_Dataset content:_
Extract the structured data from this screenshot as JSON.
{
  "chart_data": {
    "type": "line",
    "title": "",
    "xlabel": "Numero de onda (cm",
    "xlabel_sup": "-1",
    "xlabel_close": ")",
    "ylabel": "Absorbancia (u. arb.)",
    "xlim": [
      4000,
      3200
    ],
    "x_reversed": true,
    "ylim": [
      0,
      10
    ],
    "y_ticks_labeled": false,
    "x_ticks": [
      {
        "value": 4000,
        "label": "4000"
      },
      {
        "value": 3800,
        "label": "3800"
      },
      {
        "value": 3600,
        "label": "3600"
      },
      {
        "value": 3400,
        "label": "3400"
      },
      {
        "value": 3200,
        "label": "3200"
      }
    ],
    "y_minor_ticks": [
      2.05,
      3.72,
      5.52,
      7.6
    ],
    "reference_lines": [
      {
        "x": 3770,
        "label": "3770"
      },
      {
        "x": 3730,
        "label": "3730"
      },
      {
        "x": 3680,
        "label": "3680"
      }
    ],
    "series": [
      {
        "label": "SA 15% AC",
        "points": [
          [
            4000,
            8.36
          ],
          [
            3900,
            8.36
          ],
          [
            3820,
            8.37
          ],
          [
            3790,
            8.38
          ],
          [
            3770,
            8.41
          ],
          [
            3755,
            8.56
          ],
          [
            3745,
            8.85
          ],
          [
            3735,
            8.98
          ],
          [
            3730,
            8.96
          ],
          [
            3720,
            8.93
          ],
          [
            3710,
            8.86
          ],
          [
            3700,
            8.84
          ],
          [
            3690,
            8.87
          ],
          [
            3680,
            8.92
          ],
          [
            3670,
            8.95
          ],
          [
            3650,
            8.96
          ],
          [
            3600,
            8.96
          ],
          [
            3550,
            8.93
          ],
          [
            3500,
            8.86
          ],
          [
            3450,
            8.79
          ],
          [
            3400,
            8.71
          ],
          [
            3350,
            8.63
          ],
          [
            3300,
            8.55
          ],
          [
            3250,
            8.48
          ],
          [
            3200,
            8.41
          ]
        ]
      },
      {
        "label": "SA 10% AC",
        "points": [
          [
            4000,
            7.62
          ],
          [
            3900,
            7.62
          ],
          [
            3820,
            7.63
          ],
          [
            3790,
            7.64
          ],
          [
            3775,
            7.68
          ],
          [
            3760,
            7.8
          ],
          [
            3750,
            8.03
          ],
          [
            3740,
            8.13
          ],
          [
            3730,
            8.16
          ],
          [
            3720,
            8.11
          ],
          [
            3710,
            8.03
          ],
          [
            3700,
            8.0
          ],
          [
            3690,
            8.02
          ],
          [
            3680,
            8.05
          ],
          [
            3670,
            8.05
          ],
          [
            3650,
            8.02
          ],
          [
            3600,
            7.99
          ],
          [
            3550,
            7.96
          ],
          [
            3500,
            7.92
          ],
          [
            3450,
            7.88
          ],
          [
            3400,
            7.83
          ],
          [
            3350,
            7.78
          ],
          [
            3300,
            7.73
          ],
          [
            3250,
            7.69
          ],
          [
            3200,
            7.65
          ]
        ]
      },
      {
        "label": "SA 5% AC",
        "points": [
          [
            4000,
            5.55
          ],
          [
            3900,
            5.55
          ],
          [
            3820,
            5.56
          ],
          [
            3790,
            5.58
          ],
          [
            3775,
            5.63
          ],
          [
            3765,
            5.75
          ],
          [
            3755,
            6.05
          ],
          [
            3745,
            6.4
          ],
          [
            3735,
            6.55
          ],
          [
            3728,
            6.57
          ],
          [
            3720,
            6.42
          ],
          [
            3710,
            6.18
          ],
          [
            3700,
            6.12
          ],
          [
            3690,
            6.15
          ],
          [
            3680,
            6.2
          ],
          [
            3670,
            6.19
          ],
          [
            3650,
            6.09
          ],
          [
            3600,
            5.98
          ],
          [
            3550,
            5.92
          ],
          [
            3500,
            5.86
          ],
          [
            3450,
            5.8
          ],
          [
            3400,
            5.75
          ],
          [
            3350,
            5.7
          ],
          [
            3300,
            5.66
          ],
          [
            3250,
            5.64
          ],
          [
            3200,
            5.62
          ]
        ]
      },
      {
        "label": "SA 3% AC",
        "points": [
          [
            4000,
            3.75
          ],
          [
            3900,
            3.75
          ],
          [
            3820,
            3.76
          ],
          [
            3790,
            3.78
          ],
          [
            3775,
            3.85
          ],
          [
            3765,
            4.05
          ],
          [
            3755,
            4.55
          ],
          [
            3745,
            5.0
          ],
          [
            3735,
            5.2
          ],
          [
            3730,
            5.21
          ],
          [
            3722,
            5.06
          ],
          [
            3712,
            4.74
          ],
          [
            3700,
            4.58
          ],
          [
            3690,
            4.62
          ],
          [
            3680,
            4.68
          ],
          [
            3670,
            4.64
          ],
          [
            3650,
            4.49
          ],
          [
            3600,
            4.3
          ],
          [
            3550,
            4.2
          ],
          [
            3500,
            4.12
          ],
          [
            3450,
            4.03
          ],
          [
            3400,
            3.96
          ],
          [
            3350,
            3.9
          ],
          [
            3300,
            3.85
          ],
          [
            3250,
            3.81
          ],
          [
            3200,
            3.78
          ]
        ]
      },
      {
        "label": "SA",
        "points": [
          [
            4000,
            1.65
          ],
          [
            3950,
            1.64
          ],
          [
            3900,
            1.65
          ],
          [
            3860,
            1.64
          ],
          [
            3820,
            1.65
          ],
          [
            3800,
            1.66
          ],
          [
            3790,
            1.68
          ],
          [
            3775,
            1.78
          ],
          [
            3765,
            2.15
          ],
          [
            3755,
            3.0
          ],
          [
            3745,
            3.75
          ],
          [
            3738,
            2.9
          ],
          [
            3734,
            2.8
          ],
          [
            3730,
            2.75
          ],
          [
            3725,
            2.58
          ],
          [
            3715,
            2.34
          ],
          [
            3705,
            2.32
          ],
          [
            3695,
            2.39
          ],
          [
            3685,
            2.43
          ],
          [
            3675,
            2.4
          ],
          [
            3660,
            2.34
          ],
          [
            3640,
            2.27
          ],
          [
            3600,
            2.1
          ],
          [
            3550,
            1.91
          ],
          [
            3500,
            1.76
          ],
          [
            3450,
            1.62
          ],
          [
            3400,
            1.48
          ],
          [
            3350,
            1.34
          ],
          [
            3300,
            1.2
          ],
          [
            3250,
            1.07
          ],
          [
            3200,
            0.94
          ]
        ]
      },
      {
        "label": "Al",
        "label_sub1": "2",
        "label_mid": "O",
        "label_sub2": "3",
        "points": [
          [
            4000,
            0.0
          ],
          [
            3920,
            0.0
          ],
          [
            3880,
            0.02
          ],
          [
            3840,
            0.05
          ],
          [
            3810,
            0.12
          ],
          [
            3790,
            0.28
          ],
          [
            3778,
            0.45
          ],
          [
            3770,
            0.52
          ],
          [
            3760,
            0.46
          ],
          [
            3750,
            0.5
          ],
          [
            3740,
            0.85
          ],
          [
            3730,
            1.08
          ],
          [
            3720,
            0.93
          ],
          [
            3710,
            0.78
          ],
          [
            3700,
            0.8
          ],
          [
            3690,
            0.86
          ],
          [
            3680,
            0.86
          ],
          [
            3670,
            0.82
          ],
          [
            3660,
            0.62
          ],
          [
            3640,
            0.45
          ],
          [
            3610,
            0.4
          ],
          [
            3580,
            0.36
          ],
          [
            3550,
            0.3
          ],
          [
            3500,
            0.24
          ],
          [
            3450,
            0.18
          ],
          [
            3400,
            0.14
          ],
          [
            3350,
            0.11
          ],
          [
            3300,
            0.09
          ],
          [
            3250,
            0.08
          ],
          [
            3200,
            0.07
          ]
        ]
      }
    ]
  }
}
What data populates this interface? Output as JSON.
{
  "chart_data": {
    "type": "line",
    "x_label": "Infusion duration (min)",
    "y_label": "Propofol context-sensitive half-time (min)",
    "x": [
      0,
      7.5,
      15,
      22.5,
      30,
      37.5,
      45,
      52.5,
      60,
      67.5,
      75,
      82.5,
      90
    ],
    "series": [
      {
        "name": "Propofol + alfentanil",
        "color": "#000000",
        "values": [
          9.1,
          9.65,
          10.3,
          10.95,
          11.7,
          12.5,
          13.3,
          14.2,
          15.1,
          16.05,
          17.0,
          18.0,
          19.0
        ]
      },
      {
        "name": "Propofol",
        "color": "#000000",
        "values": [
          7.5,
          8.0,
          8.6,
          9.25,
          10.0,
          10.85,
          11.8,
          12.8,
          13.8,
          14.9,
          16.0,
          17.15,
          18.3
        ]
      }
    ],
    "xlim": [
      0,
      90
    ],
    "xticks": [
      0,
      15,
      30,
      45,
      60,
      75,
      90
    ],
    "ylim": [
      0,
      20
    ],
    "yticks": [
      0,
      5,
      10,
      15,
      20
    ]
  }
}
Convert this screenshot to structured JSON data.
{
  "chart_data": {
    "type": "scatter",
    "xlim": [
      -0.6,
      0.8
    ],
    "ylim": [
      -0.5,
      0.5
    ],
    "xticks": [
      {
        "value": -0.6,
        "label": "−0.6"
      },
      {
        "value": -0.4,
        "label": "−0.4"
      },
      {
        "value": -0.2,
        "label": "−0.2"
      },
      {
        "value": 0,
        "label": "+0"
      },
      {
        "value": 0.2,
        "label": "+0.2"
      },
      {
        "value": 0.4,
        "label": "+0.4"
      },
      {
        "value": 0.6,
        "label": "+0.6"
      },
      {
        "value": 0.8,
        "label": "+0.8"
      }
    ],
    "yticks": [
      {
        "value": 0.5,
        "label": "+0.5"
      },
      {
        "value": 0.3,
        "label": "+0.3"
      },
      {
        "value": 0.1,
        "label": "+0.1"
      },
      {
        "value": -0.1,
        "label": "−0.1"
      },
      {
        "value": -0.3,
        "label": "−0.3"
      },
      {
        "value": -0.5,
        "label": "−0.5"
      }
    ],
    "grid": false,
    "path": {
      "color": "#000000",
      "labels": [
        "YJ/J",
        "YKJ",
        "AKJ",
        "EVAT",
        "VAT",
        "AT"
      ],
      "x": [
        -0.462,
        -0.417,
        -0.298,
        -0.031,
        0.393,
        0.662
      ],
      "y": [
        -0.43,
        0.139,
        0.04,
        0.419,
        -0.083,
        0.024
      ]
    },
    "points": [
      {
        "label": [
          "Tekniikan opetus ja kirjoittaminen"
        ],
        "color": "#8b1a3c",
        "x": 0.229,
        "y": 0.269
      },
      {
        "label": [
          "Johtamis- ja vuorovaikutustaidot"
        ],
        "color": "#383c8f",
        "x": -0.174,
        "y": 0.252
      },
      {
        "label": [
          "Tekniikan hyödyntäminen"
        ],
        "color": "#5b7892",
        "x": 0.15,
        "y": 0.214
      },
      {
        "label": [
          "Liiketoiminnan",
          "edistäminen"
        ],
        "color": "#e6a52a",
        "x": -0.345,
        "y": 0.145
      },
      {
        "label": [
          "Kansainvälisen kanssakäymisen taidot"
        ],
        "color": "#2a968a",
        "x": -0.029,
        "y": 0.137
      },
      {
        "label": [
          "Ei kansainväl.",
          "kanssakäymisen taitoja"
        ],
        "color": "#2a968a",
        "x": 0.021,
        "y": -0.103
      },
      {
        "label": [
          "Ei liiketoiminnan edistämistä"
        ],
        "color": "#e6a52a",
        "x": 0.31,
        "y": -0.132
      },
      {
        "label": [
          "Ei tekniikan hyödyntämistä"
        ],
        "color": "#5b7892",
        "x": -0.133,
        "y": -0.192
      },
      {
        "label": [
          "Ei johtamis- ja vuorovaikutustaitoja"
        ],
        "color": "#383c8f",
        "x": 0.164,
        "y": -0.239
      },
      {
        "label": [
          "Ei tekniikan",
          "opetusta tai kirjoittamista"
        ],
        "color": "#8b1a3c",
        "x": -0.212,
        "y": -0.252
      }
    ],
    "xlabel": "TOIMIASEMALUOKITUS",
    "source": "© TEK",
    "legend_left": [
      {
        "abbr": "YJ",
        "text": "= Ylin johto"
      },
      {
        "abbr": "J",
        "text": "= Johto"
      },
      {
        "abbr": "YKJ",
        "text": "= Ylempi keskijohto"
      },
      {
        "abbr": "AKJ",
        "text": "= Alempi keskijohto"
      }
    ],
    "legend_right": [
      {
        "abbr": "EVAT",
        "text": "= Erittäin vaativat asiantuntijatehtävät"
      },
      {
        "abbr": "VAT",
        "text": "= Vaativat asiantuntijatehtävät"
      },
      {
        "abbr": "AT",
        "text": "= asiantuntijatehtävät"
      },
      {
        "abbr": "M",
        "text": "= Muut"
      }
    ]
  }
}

_The exercise:_
Wherever "JSON" shows up in a line, copy that line.

_Exercise answer:_
Extract the structured data from this screenshot as JSON.
What data populates this interface? Output as JSON.
Convert this screenshot to structured JSON data.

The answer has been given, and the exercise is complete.